[Input data start]

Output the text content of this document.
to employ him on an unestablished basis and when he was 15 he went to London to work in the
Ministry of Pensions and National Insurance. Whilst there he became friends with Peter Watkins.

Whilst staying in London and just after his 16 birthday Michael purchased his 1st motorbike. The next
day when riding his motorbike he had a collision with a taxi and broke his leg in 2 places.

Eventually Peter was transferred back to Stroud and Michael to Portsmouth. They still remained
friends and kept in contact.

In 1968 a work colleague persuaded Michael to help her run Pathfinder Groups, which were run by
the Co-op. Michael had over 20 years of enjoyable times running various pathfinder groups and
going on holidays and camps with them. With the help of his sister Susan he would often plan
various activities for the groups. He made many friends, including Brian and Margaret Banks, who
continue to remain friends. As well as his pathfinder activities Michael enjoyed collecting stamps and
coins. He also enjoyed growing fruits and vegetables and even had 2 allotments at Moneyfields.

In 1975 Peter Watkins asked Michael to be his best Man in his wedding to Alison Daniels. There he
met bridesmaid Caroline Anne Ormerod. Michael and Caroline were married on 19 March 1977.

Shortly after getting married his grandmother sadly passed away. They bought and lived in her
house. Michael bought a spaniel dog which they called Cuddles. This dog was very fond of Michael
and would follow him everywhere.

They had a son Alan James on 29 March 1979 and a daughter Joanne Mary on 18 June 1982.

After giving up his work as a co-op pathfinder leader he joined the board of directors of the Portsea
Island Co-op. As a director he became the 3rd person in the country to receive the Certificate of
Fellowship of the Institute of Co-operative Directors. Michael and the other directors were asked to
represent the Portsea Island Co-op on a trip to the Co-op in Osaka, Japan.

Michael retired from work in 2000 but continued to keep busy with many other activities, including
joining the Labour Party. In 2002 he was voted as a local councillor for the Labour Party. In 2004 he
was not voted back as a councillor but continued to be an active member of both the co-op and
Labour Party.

[Input data end]
[Input data start]

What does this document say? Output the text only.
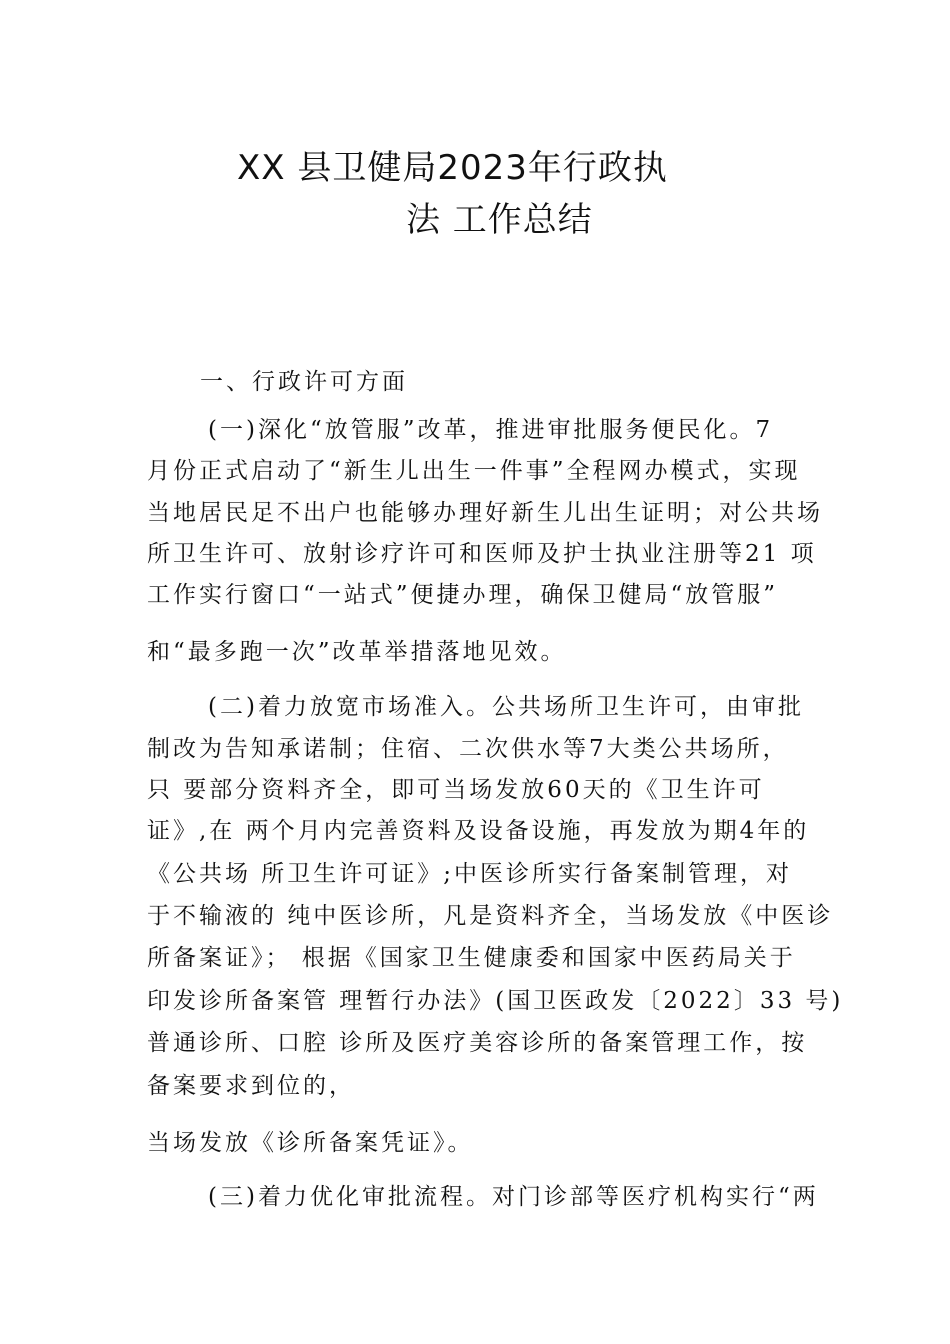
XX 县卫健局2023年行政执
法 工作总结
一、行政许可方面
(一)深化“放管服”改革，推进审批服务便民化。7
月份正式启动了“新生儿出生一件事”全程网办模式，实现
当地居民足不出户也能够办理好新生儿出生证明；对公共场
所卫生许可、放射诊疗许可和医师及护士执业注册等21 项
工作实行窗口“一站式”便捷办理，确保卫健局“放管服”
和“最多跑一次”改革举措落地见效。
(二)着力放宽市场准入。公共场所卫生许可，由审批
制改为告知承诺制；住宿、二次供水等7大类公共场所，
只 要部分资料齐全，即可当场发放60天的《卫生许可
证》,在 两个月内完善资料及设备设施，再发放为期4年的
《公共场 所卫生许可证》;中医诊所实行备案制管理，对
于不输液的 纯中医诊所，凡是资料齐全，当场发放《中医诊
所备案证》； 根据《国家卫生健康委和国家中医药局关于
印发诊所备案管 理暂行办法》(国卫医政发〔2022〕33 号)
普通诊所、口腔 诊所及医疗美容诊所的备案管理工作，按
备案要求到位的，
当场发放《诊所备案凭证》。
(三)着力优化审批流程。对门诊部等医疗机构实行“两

[Input data end]
[Input data start]

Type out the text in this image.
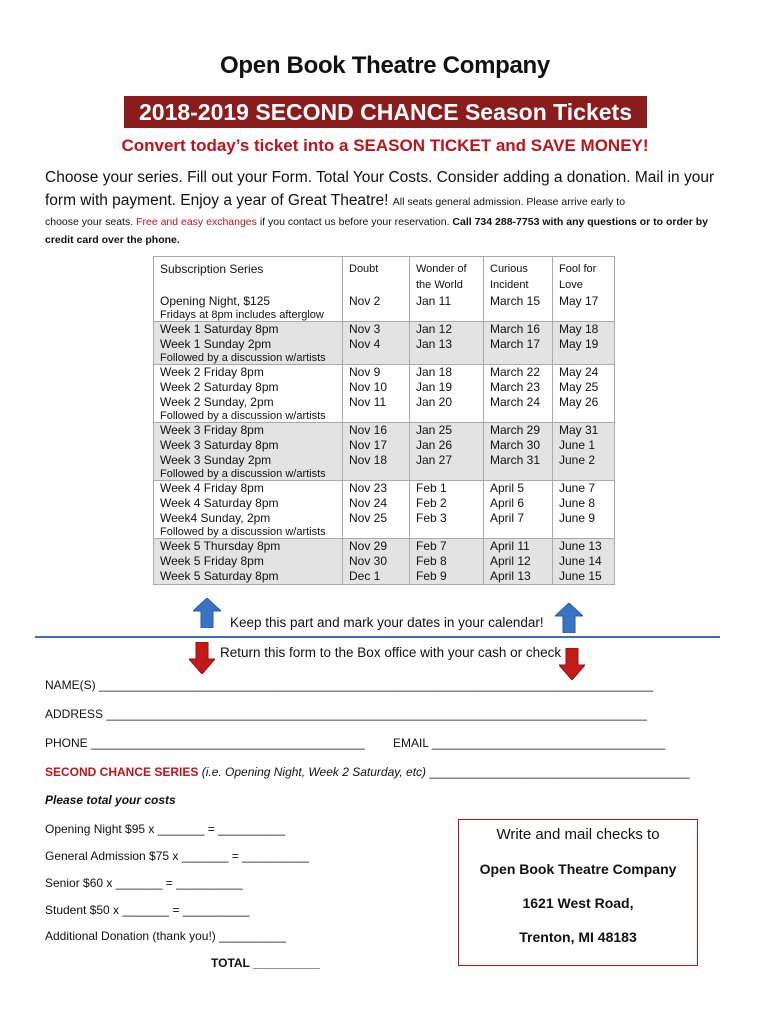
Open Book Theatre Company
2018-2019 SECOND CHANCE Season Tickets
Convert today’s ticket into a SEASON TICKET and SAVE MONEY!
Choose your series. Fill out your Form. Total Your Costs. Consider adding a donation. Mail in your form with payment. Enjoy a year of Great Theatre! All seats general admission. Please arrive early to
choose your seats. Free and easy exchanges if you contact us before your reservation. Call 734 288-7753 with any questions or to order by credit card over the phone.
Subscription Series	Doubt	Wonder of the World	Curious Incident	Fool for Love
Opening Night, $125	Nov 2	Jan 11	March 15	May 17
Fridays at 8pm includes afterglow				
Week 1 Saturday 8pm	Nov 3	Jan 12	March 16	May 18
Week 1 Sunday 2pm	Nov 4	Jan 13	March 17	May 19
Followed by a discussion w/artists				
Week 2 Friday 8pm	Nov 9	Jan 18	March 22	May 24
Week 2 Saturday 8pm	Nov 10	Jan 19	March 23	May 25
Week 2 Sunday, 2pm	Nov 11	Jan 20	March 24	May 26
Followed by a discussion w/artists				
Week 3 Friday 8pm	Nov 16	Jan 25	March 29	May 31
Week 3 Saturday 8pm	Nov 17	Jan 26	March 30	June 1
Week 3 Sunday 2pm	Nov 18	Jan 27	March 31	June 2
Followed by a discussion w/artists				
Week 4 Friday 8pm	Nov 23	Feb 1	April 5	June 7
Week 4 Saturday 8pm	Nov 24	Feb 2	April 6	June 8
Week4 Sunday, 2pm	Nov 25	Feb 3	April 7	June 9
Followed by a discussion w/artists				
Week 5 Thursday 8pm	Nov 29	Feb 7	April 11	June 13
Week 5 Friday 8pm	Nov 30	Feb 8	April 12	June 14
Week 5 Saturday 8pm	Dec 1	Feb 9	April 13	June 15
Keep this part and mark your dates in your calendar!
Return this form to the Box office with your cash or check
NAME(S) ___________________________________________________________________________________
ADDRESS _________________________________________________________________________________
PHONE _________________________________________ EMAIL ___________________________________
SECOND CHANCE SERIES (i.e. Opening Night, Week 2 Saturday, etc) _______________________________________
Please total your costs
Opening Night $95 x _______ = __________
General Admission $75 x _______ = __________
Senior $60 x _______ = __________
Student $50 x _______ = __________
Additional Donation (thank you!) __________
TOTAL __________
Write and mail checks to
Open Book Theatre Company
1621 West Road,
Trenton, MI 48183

[Input data end]

### Task directions
Search the lines above for the string "Sunday", then show every one that has it.

### Task output
Week 1 Sunday 2pm	Nov 4	Jan 13	March 17	May 19
Week 2 Sunday, 2pm	Nov 11	Jan 20	March 24	May 26
Week 3 Sunday 2pm	Nov 18	Jan 27	March 31	June 2
Week4 Sunday, 2pm	Nov 25	Feb 3	April 7	June 9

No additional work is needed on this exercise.